== Exercise ==
Below are some records; retype all of them exactly.

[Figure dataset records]
———
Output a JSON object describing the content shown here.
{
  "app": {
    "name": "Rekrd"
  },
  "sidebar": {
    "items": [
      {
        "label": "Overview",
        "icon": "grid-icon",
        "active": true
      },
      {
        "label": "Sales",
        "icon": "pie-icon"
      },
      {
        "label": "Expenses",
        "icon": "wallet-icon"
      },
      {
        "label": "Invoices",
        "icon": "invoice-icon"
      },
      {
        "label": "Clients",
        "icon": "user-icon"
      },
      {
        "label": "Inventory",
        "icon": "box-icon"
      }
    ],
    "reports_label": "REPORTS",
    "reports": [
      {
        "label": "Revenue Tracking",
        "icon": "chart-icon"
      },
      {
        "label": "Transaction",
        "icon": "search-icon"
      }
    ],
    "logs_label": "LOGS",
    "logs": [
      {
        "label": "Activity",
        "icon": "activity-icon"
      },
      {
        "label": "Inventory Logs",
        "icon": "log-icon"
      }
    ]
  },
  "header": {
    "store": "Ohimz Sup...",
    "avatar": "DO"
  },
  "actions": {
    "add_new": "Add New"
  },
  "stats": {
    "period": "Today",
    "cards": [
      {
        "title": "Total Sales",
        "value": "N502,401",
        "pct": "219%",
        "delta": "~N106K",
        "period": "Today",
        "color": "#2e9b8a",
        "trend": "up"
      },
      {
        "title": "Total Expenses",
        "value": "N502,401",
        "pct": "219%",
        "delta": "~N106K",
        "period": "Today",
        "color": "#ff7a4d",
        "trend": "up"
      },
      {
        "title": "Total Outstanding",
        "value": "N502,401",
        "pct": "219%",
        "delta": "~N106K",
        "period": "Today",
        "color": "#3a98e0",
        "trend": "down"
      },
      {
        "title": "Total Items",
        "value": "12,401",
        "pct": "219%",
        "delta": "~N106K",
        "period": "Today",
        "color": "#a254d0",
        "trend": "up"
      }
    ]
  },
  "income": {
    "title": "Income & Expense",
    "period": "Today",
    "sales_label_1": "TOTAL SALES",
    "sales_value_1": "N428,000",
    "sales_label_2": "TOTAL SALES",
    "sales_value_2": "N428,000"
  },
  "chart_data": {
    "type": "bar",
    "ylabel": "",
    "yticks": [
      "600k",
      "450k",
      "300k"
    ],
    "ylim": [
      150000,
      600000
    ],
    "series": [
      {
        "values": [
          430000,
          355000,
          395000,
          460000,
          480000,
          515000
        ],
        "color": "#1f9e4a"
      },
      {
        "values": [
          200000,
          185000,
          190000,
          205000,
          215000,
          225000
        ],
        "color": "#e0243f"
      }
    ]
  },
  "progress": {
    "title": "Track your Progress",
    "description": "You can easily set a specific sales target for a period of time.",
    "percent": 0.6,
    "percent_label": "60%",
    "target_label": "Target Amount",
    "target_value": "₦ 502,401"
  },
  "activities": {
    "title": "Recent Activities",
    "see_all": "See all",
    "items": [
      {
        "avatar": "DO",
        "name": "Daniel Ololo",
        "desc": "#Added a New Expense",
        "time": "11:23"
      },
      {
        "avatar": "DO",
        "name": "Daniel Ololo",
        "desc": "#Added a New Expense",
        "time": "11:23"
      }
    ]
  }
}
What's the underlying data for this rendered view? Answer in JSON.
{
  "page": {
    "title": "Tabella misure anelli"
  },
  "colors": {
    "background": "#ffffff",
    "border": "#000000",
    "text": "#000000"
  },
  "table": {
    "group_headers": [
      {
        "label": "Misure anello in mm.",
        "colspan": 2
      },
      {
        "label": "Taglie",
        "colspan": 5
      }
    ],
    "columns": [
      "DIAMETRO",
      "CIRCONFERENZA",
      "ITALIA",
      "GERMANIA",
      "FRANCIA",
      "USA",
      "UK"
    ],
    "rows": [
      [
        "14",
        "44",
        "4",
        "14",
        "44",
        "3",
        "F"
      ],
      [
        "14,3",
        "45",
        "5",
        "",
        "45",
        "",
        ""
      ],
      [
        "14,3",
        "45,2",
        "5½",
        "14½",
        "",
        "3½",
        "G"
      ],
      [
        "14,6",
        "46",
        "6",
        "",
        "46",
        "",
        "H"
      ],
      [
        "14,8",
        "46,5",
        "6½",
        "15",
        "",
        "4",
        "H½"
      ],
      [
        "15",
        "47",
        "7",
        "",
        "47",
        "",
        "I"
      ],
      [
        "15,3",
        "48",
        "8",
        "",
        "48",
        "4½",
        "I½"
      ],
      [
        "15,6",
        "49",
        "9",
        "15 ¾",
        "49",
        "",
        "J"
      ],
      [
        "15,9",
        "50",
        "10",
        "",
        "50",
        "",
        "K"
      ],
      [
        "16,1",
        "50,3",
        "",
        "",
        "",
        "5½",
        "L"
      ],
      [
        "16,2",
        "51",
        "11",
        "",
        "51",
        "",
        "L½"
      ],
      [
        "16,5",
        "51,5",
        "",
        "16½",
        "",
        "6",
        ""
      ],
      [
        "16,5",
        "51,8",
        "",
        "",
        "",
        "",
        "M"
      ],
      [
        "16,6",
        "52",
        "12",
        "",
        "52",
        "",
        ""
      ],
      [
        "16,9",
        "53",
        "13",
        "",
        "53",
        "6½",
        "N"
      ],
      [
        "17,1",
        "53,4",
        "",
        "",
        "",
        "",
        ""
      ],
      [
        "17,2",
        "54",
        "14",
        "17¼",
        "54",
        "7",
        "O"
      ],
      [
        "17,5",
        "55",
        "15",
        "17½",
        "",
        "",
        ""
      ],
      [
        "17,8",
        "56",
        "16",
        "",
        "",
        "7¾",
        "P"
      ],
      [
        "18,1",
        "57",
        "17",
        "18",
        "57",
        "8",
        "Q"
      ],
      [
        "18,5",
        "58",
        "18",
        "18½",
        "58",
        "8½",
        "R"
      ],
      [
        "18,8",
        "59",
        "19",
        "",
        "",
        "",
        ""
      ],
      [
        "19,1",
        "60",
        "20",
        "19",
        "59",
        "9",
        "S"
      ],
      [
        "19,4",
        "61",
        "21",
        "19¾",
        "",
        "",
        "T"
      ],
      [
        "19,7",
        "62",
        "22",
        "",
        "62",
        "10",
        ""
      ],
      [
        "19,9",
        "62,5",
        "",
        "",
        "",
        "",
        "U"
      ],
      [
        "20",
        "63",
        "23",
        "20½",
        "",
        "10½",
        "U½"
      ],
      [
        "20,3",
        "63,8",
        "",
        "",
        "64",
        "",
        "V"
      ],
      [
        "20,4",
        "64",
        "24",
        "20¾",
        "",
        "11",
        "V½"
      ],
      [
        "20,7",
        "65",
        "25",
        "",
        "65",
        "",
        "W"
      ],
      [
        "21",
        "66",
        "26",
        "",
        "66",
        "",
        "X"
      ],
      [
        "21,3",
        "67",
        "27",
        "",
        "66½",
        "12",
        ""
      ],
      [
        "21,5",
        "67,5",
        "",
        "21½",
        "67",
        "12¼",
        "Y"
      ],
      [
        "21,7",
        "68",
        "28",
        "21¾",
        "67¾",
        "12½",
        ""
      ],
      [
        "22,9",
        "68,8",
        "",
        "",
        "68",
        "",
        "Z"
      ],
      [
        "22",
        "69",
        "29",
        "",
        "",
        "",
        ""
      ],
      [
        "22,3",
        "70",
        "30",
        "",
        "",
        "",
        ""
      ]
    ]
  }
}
———
== Task result ==
Output a JSON object describing the content shown here.
{
  "app": {
    "name": "Rekrd"
  },
  "sidebar": {
    "items": [
      {
        "label": "Overview",
        "icon": "grid-icon",
        "active": true
      },
      {
        "label": "Sales",
        "icon": "pie-icon"
      },
      {
        "label": "Expenses",
        "icon": "wallet-icon"
      },
      {
        "label": "Invoices",
        "icon": "invoice-icon"
      },
      {
        "label": "Clients",
        "icon": "user-icon"
      },
      {
        "label": "Inventory",
        "icon": "box-icon"
      }
    ],
    "reports_label": "REPORTS",
    "reports": [
      {
        "label": "Revenue Tracking",
        "icon": "chart-icon"
      },
      {
        "label": "Transaction",
        "icon": "search-icon"
      }
    ],
    "logs_label": "LOGS",
    "logs": [
      {
        "label": "Activity",
        "icon": "activity-icon"
      },
      {
        "label": "Inventory Logs",
        "icon": "log-icon"
      }
    ]
  },
  "header": {
    "store": "Ohimz Sup...",
    "avatar": "DO"
  },
  "actions": {
    "add_new": "Add New"
  },
  "stats": {
    "period": "Today",
    "cards": [
      {
        "title": "Total Sales",
        "value": "N502,401",
        "pct": "219%",
        "delta": "~N106K",
        "period": "Today",
        "color": "#2e9b8a",
        "trend": "up"
      },
      {
        "title": "Total Expenses",
        "value": "N502,401",
        "pct": "219%",
        "delta": "~N106K",
        "period": "Today",
        "color": "#ff7a4d",
        "trend": "up"
      },
      {
        "title": "Total Outstanding",
        "value": "N502,401",
        "pct": "219%",
        "delta": "~N106K",
        "period": "Today",
        "color": "#3a98e0",
        "trend": "down"
      },
      {
        "title": "Total Items",
        "value": "12,401",
        "pct": "219%",
        "delta": "~N106K",
        "period": "Today",
        "color": "#a254d0",
        "trend": "up"
      }
    ]
  },
  "income": {
    "title": "Income & Expense",
    "period": "Today",
    "sales_label_1": "TOTAL SALES",
    "sales_value_1": "N428,000",
    "sales_label_2": "TOTAL SALES",
    "sales_value_2": "N428,000"
  },
  "chart_data": {
    "type": "bar",
    "ylabel": "",
    "yticks": [
      "600k",
      "450k",
      "300k"
    ],
    "ylim": [
      150000,
      600000
    ],
    "series": [
      {
        "values": [
          430000,
          355000,
          395000,
          460000,
          480000,
          515000
        ],
        "color": "#1f9e4a"
      },
      {
        "values": [
          200000,
          185000,
          190000,
          205000,
          215000,
          225000
        ],
        "color": "#e0243f"
      }
    ]
  },
  "progress": {
    "title": "Track your Progress",
    "description": "You can easily set a specific sales target for a period of time.",
    "percent": 0.6,
    "percent_label": "60%",
    "target_label": "Target Amount",
    "target_value": "₦ 502,401"
  },
  "activities": {
    "title": "Recent Activities",
    "see_all": "See all",
    "items": [
      {
        "avatar": "DO",
        "name": "Daniel Ololo",
        "desc": "#Added a New Expense",
        "time": "11:23"
      },
      {
        "avatar": "DO",
        "name": "Daniel Ololo",
        "desc": "#Added a New Expense",
        "time": "11:23"
      }
    ]
  }
}
What's the underlying data for this rendered view? Answer in JSON.
{
  "page": {
    "title": "Tabella misure anelli"
  },
  "colors": {
    "background": "#ffffff",
    "border": "#000000",
    "text": "#000000"
  },
  "table": {
    "group_headers": [
      {
        "label": "Misure anello in mm.",
        "colspan": 2
      },
      {
        "label": "Taglie",
        "colspan": 5
      }
    ],
    "columns": [
      "DIAMETRO",
      "CIRCONFERENZA",
      "ITALIA",
      "GERMANIA",
      "FRANCIA",
      "USA",
      "UK"
    ],
    "rows": [
      [
        "14",
        "44",
        "4",
        "14",
        "44",
        "3",
        "F"
      ],
      [
        "14,3",
        "45",
        "5",
        "",
        "45",
        "",
        ""
      ],
      [
        "14,3",
        "45,2",
        "5½",
        "14½",
        "",
        "3½",
        "G"
      ],
      [
        "14,6",
        "46",
        "6",
        "",
        "46",
        "",
        "H"
      ],
      [
        "14,8",
        "46,5",
        "6½",
        "15",
        "",
        "4",
        "H½"
      ],
      [
        "15",
        "47",
        "7",
        "",
        "47",
        "",
        "I"
      ],
      [
        "15,3",
        "48",
        "8",
        "",
        "48",
        "4½",
        "I½"
      ],
      [
        "15,6",
        "49",
        "9",
        "15 ¾",
        "49",
        "",
        "J"
      ],
      [
        "15,9",
        "50",
        "10",
        "",
        "50",
        "",
        "K"
      ],
      [
        "16,1",
        "50,3",
        "",
        "",
        "",
        "5½",
        "L"
      ],
      [
        "16,2",
        "51",
        "11",
        "",
        "51",
        "",
        "L½"
      ],
      [
        "16,5",
        "51,5",
        "",
        "16½",
        "",
        "6",
        ""
      ],
      [
        "16,5",
        "51,8",
        "",
        "",
        "",
        "",
        "M"
      ],
      [
        "16,6",
        "52",
        "12",
        "",
        "52",
        "",
        ""
      ],
      [
        "16,9",
        "53",
        "13",
        "",
        "53",
        "6½",
        "N"
      ],
      [
        "17,1",
        "53,4",
        "",
        "",
        "",
        "",
        ""
      ],
      [
        "17,2",
        "54",
        "14",
        "17¼",
        "54",
        "7",
        "O"
      ],
      [
        "17,5",
        "55",
        "15",
        "17½",
        "",
        "",
        ""
      ],
      [
        "17,8",
        "56",
        "16",
        "",
        "",
        "7¾",
        "P"
      ],
      [
        "18,1",
        "57",
        "17",
        "18",
        "57",
        "8",
        "Q"
      ],
      [
        "18,5",
        "58",
        "18",
        "18½",
        "58",
        "8½",
        "R"
      ],
      [
        "18,8",
        "59",
        "19",
        "",
        "",
        "",
        ""
      ],
      [
        "19,1",
        "60",
        "20",
        "19",
        "59",
        "9",
        "S"
      ],
      [
        "19,4",
        "61",
        "21",
        "19¾",
        "",
        "",
        "T"
      ],
      [
        "19,7",
        "62",
        "22",
        "",
        "62",
        "10",
        ""
      ],
      [
        "19,9",
        "62,5",
        "",
        "",
        "",
        "",
        "U"
      ],
      [
        "20",
        "63",
        "23",
        "20½",
        "",
        "10½",
        "U½"
      ],
      [
        "20,3",
        "63,8",
        "",
        "",
        "64",
        "",
        "V"
      ],
      [
        "20,4",
        "64",
        "24",
        "20¾",
        "",
        "11",
        "V½"
      ],
      [
        "20,7",
        "65",
        "25",
        "",
        "65",
        "",
        "W"
      ],
      [
        "21",
        "66",
        "26",
        "",
        "66",
        "",
        "X"
      ],
      [
        "21,3",
        "67",
        "27",
        "",
        "66½",
        "12",
        ""
      ],
      [
        "21,5",
        "67,5",
        "",
        "21½",
        "67",
        "12¼",
        "Y"
      ],
      [
        "21,7",
        "68",
        "28",
        "21¾",
        "67¾",
        "12½",
        ""
      ],
      [
        "22,9",
        "68,8",
        "",
        "",
        "68",
        "",
        "Z"
      ],
      [
        "22",
        "69",
        "29",
        "",
        "",
        "",
        ""
      ],
      [
        "22,3",
        "70",
        "30",
        "",
        "",
        "",
        ""
      ]
    ]
  }
}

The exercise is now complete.